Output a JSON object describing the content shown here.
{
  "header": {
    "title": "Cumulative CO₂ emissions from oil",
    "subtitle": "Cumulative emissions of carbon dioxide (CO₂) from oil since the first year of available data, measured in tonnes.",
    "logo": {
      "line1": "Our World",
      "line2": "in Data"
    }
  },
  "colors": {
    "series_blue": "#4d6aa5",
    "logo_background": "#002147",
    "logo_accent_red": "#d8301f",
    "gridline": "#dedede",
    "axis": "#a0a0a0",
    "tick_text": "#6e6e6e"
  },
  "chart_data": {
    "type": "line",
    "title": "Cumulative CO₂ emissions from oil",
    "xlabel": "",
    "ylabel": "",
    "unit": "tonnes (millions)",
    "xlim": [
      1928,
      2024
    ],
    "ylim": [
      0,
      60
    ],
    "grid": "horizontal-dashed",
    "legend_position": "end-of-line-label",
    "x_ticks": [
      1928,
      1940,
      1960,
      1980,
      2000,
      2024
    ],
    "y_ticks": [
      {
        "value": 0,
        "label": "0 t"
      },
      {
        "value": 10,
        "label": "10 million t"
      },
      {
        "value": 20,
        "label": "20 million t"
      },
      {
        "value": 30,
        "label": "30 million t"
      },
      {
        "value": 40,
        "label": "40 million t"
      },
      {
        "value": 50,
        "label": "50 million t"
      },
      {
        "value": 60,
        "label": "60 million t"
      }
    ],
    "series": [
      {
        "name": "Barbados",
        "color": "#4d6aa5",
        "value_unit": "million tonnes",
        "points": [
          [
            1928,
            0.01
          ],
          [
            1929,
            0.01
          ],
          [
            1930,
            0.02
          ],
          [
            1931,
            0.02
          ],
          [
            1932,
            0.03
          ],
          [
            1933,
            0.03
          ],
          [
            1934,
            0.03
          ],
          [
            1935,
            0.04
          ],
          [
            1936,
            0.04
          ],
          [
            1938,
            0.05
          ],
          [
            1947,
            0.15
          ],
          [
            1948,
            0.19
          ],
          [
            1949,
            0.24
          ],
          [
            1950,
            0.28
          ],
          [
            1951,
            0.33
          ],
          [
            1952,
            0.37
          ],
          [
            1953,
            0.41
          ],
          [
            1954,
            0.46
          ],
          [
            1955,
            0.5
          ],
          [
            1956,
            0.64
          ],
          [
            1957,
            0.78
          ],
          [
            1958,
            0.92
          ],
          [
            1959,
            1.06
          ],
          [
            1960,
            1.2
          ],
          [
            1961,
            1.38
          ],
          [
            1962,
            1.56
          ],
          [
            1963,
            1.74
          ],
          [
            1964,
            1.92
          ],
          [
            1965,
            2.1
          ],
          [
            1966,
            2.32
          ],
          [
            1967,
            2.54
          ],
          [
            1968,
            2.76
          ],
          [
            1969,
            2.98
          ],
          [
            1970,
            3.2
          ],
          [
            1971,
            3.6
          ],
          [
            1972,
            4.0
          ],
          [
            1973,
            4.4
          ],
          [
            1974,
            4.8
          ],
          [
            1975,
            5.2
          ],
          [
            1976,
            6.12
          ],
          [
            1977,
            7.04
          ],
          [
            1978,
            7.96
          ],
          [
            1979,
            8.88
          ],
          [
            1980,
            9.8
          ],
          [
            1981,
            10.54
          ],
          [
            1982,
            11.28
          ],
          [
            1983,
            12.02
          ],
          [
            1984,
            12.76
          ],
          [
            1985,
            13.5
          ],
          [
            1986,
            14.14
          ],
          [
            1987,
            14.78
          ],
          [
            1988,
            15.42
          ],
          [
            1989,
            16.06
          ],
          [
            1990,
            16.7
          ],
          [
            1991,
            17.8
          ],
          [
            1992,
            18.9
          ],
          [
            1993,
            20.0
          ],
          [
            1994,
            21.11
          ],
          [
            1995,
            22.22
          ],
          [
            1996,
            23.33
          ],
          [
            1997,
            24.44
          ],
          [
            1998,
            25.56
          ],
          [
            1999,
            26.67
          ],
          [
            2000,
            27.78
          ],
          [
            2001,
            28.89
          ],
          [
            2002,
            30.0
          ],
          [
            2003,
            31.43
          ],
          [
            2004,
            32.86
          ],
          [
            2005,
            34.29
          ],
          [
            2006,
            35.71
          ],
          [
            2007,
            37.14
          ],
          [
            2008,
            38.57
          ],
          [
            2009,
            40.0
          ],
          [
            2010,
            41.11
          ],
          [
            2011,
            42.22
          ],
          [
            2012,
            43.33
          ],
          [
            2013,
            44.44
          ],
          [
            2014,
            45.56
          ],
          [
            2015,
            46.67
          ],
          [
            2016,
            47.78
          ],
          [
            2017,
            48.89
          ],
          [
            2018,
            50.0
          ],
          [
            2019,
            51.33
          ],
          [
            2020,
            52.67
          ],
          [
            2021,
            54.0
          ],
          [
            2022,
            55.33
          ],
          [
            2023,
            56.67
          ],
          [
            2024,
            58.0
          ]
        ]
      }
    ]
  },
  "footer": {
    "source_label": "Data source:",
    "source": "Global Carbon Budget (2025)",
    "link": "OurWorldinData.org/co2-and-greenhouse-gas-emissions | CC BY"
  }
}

⁂

**PROBLEM DETAILS**
Only lines with "tonnes" are wanted here; list each of them.

**RESPONSE TO THE EXERCISE**
    "subtitle": "Cumulative emissions of carbon dioxide (CO₂) from oil since the first year of available data, measured in tonnes.",
    "unit": "tonnes (millions)",
        "value_unit": "million tonnes",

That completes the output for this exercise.